Scan the lines below for "Level"; report the number of lines that contain it, and only that.

**Dataset rows**:
· · · ·
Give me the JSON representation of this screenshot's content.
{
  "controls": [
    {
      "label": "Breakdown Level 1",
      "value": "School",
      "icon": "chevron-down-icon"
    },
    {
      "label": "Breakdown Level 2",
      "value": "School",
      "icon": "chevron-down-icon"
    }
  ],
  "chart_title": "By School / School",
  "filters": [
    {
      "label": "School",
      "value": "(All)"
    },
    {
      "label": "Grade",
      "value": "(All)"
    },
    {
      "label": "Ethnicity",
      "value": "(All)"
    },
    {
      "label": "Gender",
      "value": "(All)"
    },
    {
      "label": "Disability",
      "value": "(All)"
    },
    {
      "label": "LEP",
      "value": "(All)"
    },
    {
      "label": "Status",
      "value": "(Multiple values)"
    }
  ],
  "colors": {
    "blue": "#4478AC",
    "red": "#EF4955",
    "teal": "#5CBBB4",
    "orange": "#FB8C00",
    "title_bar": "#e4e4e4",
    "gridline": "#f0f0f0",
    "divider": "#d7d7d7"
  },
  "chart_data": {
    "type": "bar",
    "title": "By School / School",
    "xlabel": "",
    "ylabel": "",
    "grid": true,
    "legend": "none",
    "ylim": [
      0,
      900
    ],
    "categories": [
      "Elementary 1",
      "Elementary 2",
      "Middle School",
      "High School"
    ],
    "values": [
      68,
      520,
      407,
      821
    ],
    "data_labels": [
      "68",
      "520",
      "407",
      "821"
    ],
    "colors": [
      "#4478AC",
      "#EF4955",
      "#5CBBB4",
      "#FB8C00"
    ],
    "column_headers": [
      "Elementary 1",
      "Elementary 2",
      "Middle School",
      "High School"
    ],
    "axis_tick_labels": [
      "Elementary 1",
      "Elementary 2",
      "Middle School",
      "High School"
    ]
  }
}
· · · ·
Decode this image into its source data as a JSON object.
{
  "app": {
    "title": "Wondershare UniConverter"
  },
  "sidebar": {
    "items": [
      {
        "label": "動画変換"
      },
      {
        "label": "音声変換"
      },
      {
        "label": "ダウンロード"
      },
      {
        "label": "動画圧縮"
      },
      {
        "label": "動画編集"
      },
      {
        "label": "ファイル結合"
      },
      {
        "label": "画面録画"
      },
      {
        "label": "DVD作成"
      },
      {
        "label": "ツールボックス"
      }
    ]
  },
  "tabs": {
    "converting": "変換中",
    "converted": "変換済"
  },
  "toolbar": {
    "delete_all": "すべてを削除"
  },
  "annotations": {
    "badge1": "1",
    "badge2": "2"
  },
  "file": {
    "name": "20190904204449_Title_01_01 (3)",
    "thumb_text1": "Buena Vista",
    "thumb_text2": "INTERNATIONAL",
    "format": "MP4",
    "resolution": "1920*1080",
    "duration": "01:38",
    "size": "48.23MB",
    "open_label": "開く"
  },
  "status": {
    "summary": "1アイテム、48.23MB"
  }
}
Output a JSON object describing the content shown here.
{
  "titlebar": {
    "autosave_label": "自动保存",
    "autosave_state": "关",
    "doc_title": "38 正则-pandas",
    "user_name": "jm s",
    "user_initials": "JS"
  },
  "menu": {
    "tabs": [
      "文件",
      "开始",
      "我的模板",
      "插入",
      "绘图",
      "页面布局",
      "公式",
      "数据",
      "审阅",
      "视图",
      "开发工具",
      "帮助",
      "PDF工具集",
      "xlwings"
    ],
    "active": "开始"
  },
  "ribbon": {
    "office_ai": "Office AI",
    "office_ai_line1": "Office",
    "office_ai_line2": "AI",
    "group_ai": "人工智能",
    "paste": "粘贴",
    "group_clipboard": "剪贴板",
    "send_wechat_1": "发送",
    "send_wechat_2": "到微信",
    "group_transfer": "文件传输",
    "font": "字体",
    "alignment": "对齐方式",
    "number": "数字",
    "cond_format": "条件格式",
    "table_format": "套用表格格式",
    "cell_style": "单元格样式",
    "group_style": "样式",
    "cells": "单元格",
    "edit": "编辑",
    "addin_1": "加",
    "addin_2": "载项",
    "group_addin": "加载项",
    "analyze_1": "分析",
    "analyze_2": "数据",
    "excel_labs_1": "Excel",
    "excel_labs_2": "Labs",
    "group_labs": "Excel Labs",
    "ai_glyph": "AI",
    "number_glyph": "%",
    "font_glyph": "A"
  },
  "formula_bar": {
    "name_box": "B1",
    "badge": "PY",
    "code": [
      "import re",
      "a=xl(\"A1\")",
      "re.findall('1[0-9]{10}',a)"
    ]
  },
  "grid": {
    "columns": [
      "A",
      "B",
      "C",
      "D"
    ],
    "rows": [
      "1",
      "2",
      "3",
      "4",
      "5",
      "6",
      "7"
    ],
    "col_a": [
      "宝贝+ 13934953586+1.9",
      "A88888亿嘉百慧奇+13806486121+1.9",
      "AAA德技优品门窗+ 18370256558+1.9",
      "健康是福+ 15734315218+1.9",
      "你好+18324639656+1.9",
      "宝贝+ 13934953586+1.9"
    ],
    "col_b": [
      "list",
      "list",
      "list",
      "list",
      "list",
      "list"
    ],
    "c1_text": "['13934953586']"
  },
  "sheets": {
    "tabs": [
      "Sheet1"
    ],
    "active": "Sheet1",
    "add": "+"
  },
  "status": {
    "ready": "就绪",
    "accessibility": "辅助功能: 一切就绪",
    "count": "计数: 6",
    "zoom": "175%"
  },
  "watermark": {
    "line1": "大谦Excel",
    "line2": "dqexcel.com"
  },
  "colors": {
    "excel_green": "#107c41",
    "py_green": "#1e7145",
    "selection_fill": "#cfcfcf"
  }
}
· · · ·
**Solution**:
2